**Problem requirements**
Leave out the pictures and copy each record below exactly.

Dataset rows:
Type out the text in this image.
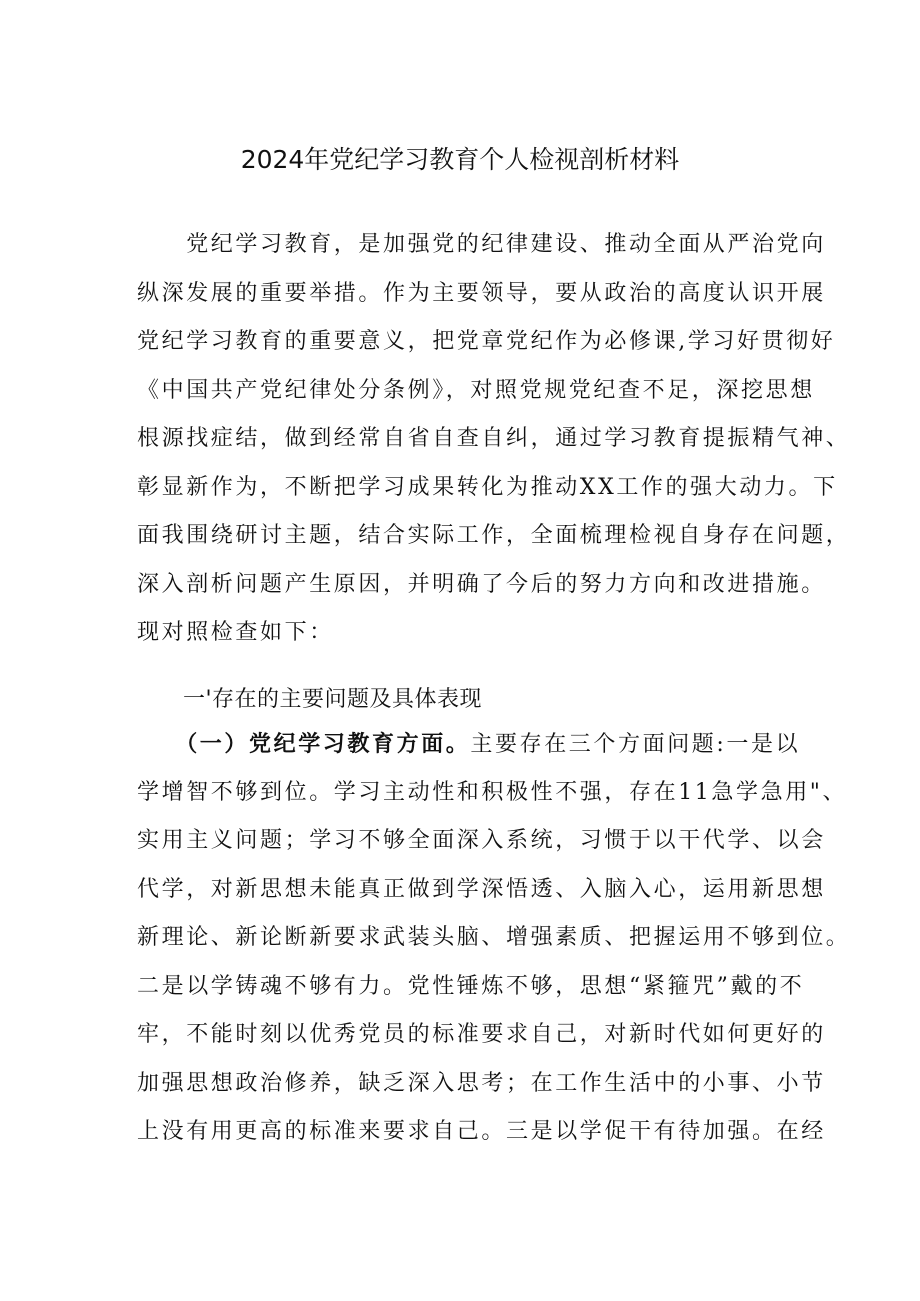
2024年党纪学习教育个人检视剖析材料
　　党纪学习教育，是加强党的纪律建设、推动全面从严治党向
纵深发展的重要举措。作为主要领导，要从政治的高度认识开展
党纪学习教育的重要意义，把党章党纪作为必修课,学习好贯彻好
《中国共产党纪律处分条例》，对照党规党纪查不足，深挖思想
根源找症结，做到经常自省自查自纠，通过学习教育提振精气神、
彰显新作为，不断把学习成果转化为推动XX工作的强大动力。下
面我围绕研讨主题，结合实际工作，全面梳理检视自身存在问题，
深入剖析问题产生原因，并明确了今后的努力方向和改进措施。
现对照检查如下：
一'存在的主要问题及具体表现
　　（一）党纪学习教育方面。主要存在三个方面问题:一是以
学增智不够到位。学习主动性和积极性不强，存在11急学急用"、
实用主义问题；学习不够全面深入系统，习惯于以干代学、以会
代学，对新思想未能真正做到学深悟透、入脑入心，运用新思想
新理论、新论断新要求武装头脑、增强素质、把握运用不够到位。
二是以学铸魂不够有力。党性锤炼不够，思想“紧箍咒”戴的不
牢，不能时刻以优秀党员的标准要求自己，对新时代如何更好的
加强思想政治修养，缺乏深入思考；在工作生活中的小事、小节
上没有用更高的标准来要求自己。三是以学促干有待加强。在经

**Response to the exercise**
Type out the text in this image.
2024年党纪学习教育个人检视剖析材料
　　党纪学习教育，是加强党的纪律建设、推动全面从严治党向
纵深发展的重要举措。作为主要领导，要从政治的高度认识开展
党纪学习教育的重要意义，把党章党纪作为必修课,学习好贯彻好
《中国共产党纪律处分条例》，对照党规党纪查不足，深挖思想
根源找症结，做到经常自省自查自纠，通过学习教育提振精气神、
彰显新作为，不断把学习成果转化为推动XX工作的强大动力。下
面我围绕研讨主题，结合实际工作，全面梳理检视自身存在问题，
深入剖析问题产生原因，并明确了今后的努力方向和改进措施。
现对照检查如下：
一'存在的主要问题及具体表现
　　（一）党纪学习教育方面。主要存在三个方面问题:一是以
学增智不够到位。学习主动性和积极性不强，存在11急学急用"、
实用主义问题；学习不够全面深入系统，习惯于以干代学、以会
代学，对新思想未能真正做到学深悟透、入脑入心，运用新思想
新理论、新论断新要求武装头脑、增强素质、把握运用不够到位。
二是以学铸魂不够有力。党性锤炼不够，思想“紧箍咒”戴的不
牢，不能时刻以优秀党员的标准要求自己，对新时代如何更好的
加强思想政治修养，缺乏深入思考；在工作生活中的小事、小节
上没有用更高的标准来要求自己。三是以学促干有待加强。在经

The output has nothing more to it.